• **DATA SUPPLIED**:

-----

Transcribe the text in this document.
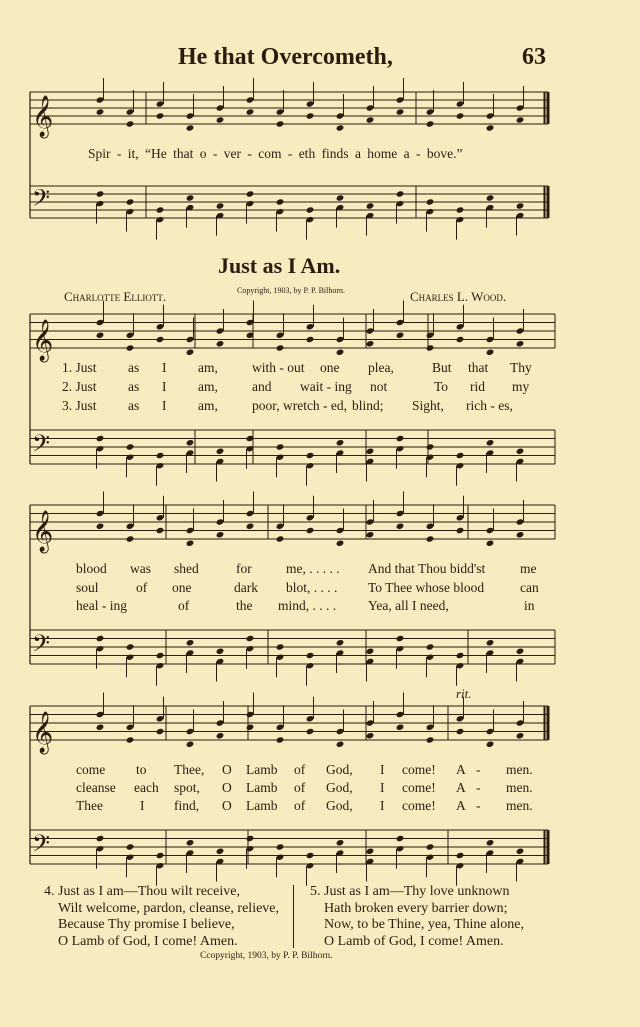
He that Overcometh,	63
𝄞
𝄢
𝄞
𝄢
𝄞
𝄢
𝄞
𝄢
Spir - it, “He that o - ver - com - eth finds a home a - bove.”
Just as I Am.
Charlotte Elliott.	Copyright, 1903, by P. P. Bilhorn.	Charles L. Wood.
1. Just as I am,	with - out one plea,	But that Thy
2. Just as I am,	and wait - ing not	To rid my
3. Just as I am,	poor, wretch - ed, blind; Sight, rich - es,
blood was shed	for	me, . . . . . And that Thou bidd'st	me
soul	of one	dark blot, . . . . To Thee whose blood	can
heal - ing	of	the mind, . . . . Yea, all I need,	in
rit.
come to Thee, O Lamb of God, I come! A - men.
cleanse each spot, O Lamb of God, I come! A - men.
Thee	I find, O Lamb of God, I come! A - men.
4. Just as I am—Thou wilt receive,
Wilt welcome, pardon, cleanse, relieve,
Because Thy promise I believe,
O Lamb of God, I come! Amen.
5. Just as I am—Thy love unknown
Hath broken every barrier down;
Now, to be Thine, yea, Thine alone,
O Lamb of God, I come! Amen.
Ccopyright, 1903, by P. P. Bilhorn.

-----

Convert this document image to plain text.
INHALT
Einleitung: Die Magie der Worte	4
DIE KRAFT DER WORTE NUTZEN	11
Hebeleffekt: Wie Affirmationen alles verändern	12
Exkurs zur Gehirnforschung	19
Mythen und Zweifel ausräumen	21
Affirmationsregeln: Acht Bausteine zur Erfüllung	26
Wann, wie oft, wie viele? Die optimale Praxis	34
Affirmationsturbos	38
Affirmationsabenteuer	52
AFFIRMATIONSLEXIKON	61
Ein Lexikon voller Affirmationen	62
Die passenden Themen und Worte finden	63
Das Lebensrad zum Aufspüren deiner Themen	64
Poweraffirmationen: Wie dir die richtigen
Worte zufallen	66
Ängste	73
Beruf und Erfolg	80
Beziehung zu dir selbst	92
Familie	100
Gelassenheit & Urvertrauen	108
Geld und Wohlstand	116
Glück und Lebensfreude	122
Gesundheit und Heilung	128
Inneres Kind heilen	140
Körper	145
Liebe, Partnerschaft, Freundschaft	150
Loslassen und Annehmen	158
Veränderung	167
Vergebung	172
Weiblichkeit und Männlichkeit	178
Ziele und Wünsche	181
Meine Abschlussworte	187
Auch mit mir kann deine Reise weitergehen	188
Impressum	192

-----

• **WHAT NEEDS TO BE DONE**:
Take every line containing the word "this" and copy it.

• **TASK RESPONSE**:
Transcribe the text in this document.
Convert this document image to plain text.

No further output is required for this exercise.